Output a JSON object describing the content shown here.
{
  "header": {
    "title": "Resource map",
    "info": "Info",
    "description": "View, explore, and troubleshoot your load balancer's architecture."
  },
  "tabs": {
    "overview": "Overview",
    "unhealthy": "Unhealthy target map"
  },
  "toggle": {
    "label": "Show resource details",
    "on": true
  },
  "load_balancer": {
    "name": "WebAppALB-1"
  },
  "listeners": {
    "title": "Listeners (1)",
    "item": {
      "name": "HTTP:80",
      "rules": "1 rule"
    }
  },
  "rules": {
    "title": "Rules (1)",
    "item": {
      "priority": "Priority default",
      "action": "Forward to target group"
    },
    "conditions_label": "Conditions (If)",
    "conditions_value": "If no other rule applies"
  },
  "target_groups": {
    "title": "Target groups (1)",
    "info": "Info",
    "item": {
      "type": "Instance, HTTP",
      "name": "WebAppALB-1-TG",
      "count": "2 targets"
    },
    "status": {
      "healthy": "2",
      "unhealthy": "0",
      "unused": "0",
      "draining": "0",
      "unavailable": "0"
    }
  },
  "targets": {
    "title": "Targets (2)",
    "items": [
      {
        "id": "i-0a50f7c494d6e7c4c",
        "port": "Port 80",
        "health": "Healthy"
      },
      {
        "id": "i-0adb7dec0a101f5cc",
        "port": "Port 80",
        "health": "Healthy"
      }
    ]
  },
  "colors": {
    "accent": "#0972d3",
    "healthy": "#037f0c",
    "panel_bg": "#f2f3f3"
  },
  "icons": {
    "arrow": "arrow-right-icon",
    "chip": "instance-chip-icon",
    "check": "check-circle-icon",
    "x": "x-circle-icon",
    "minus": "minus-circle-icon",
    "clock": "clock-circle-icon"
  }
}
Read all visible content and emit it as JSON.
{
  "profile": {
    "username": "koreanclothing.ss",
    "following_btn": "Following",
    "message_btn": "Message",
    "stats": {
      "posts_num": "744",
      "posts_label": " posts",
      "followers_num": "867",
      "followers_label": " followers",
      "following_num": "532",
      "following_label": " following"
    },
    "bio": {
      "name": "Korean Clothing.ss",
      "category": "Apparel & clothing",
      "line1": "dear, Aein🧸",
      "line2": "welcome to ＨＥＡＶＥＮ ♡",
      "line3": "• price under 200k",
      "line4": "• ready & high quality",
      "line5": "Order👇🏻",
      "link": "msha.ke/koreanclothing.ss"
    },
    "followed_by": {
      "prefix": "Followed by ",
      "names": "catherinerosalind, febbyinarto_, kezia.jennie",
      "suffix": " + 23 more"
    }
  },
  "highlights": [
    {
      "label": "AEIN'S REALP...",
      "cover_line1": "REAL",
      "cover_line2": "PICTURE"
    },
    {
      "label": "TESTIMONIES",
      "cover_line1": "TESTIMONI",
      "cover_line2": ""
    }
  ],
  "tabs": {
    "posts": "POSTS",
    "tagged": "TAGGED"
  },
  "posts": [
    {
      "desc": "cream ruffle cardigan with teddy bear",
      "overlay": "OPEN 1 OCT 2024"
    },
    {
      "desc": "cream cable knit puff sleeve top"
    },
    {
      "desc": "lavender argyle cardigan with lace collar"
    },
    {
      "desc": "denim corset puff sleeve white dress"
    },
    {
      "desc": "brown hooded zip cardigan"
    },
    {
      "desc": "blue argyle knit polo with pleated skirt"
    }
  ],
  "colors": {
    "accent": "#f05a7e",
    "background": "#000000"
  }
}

════════════════

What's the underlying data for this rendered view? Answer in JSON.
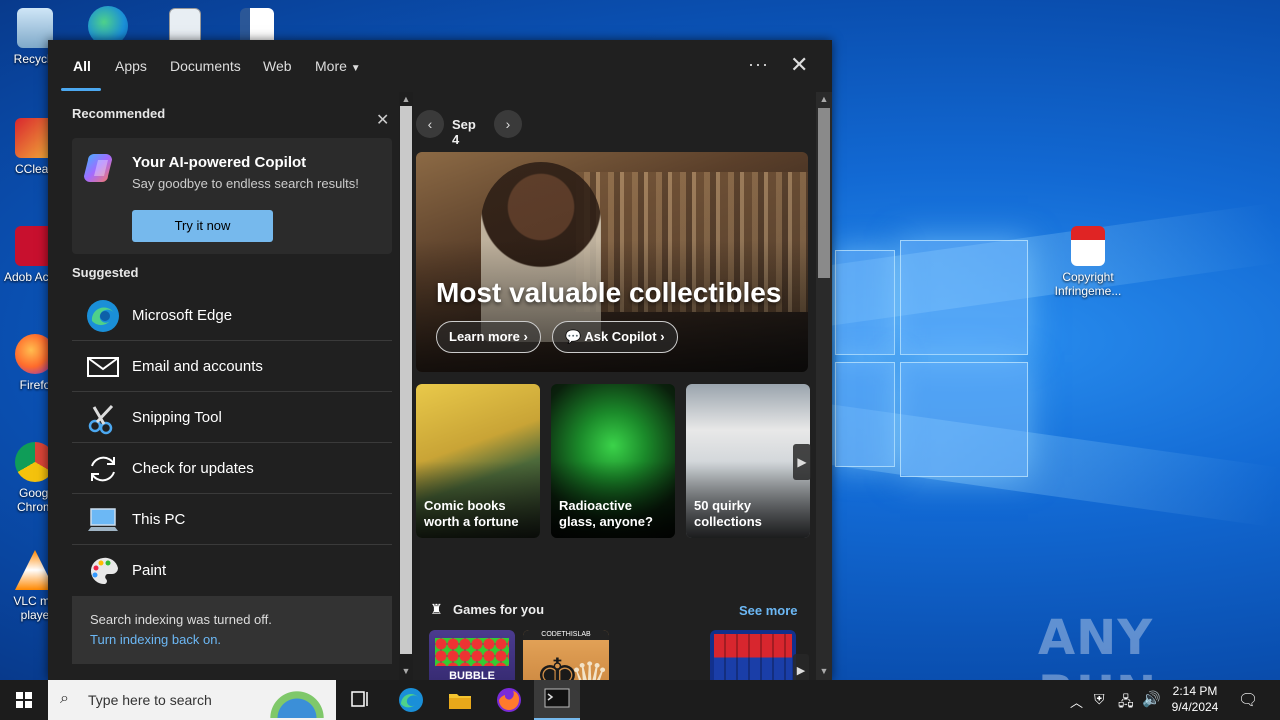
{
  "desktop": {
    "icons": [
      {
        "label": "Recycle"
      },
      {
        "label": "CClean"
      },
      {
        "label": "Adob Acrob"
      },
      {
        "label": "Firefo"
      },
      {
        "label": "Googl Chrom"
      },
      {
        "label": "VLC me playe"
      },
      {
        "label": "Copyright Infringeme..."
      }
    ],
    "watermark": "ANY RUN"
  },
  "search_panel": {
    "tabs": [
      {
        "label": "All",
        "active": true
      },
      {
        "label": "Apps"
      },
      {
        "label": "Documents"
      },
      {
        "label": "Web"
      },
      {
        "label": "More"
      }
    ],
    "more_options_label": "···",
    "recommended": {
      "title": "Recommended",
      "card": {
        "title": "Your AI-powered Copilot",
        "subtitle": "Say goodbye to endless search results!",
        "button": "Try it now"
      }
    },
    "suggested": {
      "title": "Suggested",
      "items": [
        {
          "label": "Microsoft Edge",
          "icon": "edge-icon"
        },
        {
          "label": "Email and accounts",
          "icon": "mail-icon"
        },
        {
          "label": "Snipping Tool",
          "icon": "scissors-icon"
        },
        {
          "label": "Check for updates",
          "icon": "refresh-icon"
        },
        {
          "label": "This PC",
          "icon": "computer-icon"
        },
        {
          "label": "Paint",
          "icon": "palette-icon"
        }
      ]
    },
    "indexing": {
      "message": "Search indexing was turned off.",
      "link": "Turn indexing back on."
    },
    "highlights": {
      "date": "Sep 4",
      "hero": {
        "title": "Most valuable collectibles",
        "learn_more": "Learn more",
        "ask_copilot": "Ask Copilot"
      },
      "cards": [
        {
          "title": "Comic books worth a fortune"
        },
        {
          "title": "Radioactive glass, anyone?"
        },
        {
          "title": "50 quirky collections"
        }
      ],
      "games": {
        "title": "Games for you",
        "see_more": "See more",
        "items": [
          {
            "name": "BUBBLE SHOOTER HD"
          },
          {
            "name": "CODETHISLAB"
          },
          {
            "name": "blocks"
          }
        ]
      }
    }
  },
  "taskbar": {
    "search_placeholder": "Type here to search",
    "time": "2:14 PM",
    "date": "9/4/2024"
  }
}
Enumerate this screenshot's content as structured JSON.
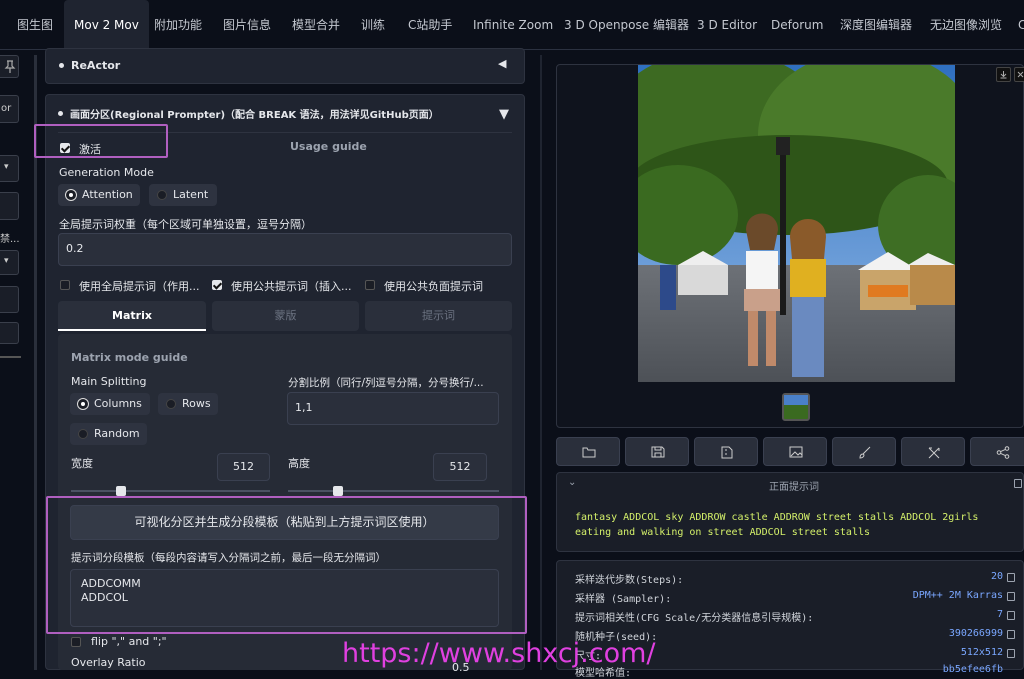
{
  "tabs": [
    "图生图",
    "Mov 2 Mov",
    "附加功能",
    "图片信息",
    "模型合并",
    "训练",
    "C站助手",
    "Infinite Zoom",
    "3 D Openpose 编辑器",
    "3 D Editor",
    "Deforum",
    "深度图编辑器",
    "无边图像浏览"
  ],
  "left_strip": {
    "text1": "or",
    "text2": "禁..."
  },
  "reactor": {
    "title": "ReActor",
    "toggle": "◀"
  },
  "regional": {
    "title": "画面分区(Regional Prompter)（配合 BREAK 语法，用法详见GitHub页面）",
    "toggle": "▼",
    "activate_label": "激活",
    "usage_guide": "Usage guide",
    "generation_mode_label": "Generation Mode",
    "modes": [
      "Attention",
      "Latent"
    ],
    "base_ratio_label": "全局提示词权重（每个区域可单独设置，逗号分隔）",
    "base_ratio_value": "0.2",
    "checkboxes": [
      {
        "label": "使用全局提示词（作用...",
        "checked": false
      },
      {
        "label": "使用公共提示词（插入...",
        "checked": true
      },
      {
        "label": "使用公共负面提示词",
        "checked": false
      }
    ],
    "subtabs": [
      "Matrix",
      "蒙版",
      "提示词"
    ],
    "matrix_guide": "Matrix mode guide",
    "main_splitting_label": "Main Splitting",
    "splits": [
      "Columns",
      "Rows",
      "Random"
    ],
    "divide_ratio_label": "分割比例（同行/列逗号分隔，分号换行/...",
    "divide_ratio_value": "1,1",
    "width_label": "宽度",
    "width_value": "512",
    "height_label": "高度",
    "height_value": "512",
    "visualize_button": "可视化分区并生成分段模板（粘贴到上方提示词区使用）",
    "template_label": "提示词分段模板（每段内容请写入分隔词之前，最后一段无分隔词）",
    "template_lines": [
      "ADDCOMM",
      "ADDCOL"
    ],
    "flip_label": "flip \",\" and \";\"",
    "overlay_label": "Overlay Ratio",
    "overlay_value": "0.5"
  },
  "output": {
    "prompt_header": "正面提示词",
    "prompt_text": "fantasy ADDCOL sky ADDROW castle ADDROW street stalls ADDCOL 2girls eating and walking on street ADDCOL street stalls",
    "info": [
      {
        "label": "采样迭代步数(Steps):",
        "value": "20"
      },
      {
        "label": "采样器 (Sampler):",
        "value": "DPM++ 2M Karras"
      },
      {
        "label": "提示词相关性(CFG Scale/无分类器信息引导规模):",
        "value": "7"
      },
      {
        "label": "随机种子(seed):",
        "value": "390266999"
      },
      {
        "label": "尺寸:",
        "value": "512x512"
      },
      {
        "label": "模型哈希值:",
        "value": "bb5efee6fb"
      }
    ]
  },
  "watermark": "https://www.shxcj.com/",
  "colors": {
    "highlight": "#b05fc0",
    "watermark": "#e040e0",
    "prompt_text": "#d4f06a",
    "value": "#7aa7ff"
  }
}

════════════════

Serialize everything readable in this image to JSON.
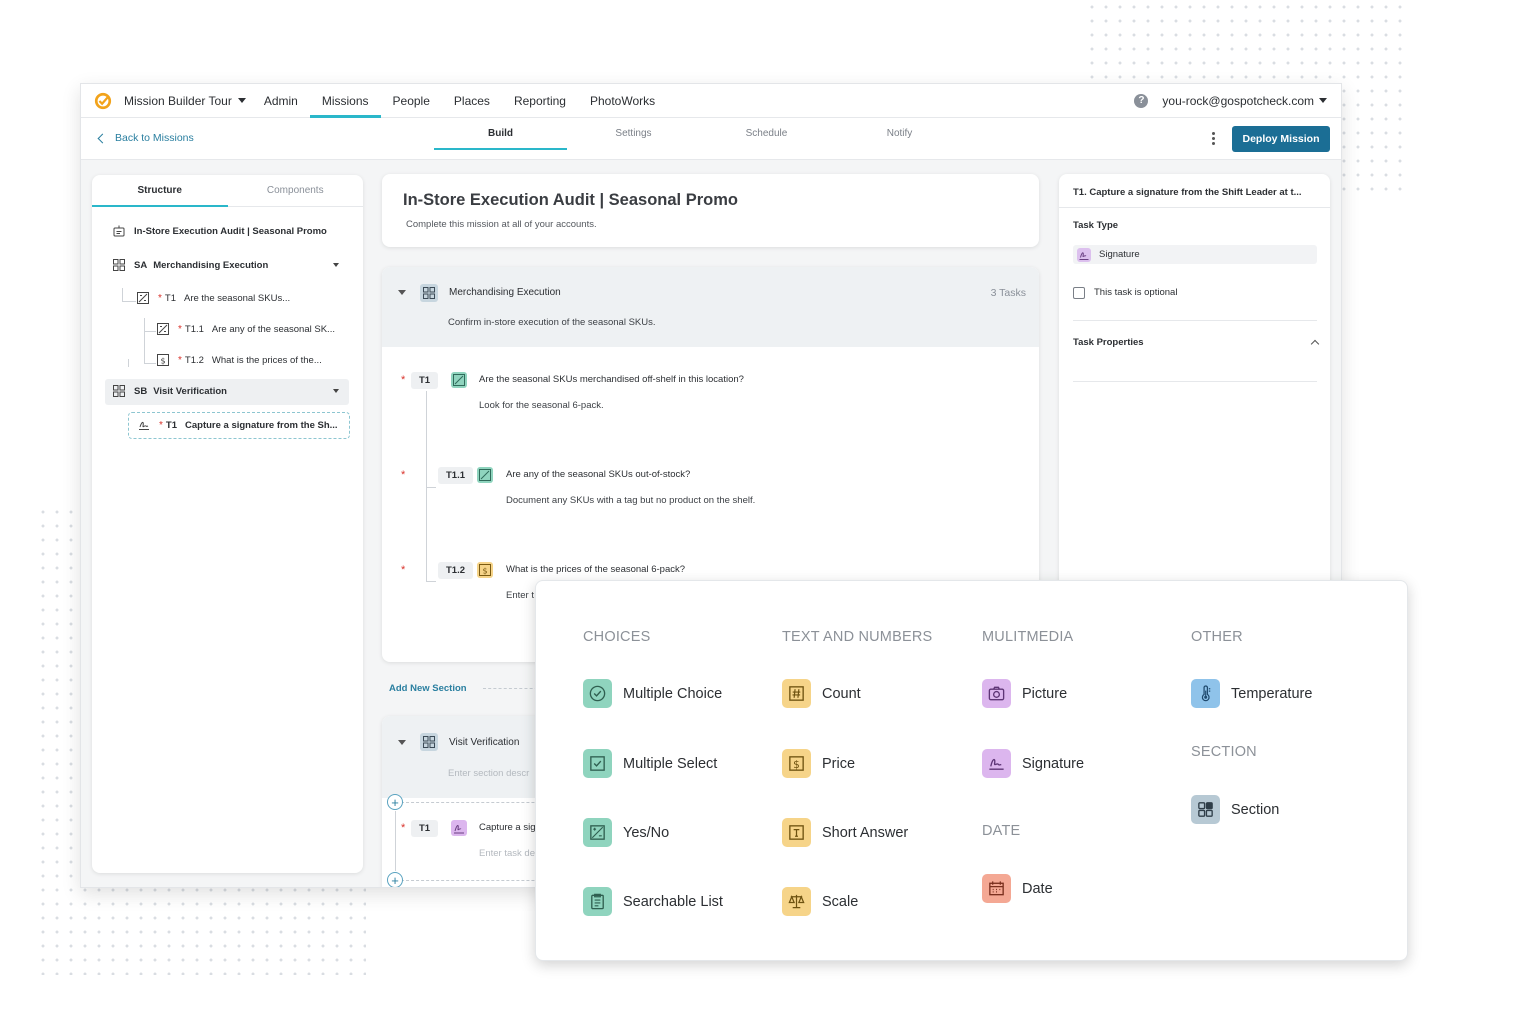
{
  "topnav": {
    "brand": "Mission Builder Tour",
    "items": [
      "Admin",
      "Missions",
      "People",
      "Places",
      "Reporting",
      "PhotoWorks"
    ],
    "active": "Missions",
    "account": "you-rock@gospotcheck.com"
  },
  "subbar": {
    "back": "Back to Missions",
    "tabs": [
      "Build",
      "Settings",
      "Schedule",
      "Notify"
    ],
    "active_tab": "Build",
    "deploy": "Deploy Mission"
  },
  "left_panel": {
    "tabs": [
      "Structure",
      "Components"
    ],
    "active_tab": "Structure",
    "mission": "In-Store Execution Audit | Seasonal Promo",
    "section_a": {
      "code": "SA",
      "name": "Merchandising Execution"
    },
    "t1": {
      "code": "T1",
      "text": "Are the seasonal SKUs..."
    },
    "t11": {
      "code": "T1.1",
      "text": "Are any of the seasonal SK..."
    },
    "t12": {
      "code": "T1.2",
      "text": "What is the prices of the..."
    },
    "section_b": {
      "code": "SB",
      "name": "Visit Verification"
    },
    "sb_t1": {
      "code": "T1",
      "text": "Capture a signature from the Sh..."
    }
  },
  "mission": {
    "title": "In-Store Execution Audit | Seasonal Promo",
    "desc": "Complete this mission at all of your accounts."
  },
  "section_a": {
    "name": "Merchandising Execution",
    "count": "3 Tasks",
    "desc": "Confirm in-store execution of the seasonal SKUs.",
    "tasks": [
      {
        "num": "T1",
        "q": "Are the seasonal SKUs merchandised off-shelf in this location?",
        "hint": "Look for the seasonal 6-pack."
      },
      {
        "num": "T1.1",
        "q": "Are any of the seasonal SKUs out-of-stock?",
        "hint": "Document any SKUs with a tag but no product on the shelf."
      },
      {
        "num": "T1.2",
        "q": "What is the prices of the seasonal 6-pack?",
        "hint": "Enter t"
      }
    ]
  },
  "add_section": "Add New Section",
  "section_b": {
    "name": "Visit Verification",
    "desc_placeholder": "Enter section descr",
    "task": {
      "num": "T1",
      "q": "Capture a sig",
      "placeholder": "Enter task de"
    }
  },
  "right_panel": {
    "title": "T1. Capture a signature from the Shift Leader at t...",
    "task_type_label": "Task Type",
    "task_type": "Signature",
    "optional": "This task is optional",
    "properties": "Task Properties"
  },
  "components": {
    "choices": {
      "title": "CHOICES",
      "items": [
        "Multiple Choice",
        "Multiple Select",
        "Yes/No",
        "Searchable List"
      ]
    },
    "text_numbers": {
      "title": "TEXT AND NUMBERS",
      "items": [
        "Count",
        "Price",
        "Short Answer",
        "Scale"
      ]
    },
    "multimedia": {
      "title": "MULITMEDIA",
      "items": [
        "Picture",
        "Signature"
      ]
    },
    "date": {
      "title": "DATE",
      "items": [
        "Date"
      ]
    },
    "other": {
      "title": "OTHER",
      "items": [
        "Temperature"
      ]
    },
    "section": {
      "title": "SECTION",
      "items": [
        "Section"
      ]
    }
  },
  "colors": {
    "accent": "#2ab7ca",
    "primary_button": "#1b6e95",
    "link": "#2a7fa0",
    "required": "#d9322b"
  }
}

════════════════

» Set exercise: From the entries above, return each line with the word "accounts" in it.

» Output of the exercise:
          "label": "Email and accounts",
    "desc": "Complete this mission at all of your accounts."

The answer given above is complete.